REQUIRED TASK » Reproduce all entries precisely as they are written.

Start of GIVEN RECORDS

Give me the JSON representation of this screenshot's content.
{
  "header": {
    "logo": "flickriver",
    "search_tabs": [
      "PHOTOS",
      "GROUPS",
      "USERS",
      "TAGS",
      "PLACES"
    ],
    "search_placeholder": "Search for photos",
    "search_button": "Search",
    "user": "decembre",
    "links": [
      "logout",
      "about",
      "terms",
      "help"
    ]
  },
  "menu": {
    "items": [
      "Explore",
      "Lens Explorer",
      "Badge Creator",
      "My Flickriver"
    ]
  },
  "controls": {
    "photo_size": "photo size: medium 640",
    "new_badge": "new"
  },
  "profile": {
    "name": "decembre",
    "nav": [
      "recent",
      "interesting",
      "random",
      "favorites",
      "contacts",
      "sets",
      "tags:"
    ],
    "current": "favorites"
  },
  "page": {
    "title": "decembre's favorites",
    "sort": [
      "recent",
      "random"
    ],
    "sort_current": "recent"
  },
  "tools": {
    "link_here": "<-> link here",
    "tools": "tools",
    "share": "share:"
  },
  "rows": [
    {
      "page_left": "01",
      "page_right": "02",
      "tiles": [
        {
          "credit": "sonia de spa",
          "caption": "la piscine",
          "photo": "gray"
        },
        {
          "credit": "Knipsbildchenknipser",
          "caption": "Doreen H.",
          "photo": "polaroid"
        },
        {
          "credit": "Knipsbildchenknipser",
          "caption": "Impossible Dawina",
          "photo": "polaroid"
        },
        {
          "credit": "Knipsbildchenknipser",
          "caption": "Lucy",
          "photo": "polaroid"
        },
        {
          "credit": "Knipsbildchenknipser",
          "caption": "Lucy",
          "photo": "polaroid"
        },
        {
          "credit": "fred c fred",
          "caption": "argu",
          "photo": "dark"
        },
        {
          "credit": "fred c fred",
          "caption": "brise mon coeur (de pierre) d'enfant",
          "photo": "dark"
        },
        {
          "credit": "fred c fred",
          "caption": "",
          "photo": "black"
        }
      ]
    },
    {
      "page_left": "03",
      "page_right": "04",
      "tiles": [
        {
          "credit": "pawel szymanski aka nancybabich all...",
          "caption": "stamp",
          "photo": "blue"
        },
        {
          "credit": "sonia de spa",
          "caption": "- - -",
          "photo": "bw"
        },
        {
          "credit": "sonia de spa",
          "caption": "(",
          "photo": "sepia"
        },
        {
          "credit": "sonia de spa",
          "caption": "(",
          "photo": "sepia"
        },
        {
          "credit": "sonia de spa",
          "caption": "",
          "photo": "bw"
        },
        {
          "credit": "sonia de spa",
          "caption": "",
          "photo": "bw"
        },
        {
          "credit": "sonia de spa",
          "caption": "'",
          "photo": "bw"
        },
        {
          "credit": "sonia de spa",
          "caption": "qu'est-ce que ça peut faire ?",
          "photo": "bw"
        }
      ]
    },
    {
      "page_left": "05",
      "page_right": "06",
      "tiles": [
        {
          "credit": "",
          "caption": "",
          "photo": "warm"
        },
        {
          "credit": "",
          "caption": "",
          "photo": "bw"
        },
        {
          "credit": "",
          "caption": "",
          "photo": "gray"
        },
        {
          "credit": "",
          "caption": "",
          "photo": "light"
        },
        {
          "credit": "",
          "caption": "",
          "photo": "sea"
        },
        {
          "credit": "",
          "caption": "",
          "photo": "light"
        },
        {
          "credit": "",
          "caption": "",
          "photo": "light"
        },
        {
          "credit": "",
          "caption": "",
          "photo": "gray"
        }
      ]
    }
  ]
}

End of GIVEN RECORDS

SOLUTION BELOW »
Give me the JSON representation of this screenshot's content.
{
  "header": {
    "logo": "flickriver",
    "search_tabs": [
      "PHOTOS",
      "GROUPS",
      "USERS",
      "TAGS",
      "PLACES"
    ],
    "search_placeholder": "Search for photos",
    "search_button": "Search",
    "user": "decembre",
    "links": [
      "logout",
      "about",
      "terms",
      "help"
    ]
  },
  "menu": {
    "items": [
      "Explore",
      "Lens Explorer",
      "Badge Creator",
      "My Flickriver"
    ]
  },
  "controls": {
    "photo_size": "photo size: medium 640",
    "new_badge": "new"
  },
  "profile": {
    "name": "decembre",
    "nav": [
      "recent",
      "interesting",
      "random",
      "favorites",
      "contacts",
      "sets",
      "tags:"
    ],
    "current": "favorites"
  },
  "page": {
    "title": "decembre's favorites",
    "sort": [
      "recent",
      "random"
    ],
    "sort_current": "recent"
  },
  "tools": {
    "link_here": "<-> link here",
    "tools": "tools",
    "share": "share:"
  },
  "rows": [
    {
      "page_left": "01",
      "page_right": "02",
      "tiles": [
        {
          "credit": "sonia de spa",
          "caption": "la piscine",
          "photo": "gray"
        },
        {
          "credit": "Knipsbildchenknipser",
          "caption": "Doreen H.",
          "photo": "polaroid"
        },
        {
          "credit": "Knipsbildchenknipser",
          "caption": "Impossible Dawina",
          "photo": "polaroid"
        },
        {
          "credit": "Knipsbildchenknipser",
          "caption": "Lucy",
          "photo": "polaroid"
        },
        {
          "credit": "Knipsbildchenknipser",
          "caption": "Lucy",
          "photo": "polaroid"
        },
        {
          "credit": "fred c fred",
          "caption": "argu",
          "photo": "dark"
        },
        {
          "credit": "fred c fred",
          "caption": "brise mon coeur (de pierre) d'enfant",
          "photo": "dark"
        },
        {
          "credit": "fred c fred",
          "caption": "",
          "photo": "black"
        }
      ]
    },
    {
      "page_left": "03",
      "page_right": "04",
      "tiles": [
        {
          "credit": "pawel szymanski aka nancybabich all...",
          "caption": "stamp",
          "photo": "blue"
        },
        {
          "credit": "sonia de spa",
          "caption": "- - -",
          "photo": "bw"
        },
        {
          "credit": "sonia de spa",
          "caption": "(",
          "photo": "sepia"
        },
        {
          "credit": "sonia de spa",
          "caption": "(",
          "photo": "sepia"
        },
        {
          "credit": "sonia de spa",
          "caption": "",
          "photo": "bw"
        },
        {
          "credit": "sonia de spa",
          "caption": "",
          "photo": "bw"
        },
        {
          "credit": "sonia de spa",
          "caption": "'",
          "photo": "bw"
        },
        {
          "credit": "sonia de spa",
          "caption": "qu'est-ce que ça peut faire ?",
          "photo": "bw"
        }
      ]
    },
    {
      "page_left": "05",
      "page_right": "06",
      "tiles": [
        {
          "credit": "",
          "caption": "",
          "photo": "warm"
        },
        {
          "credit": "",
          "caption": "",
          "photo": "bw"
        },
        {
          "credit": "",
          "caption": "",
          "photo": "gray"
        },
        {
          "credit": "",
          "caption": "",
          "photo": "light"
        },
        {
          "credit": "",
          "caption": "",
          "photo": "sea"
        },
        {
          "credit": "",
          "caption": "",
          "photo": "light"
        },
        {
          "credit": "",
          "caption": "",
          "photo": "light"
        },
        {
          "credit": "",
          "caption": "",
          "photo": "gray"
        }
      ]
    }
  ]
}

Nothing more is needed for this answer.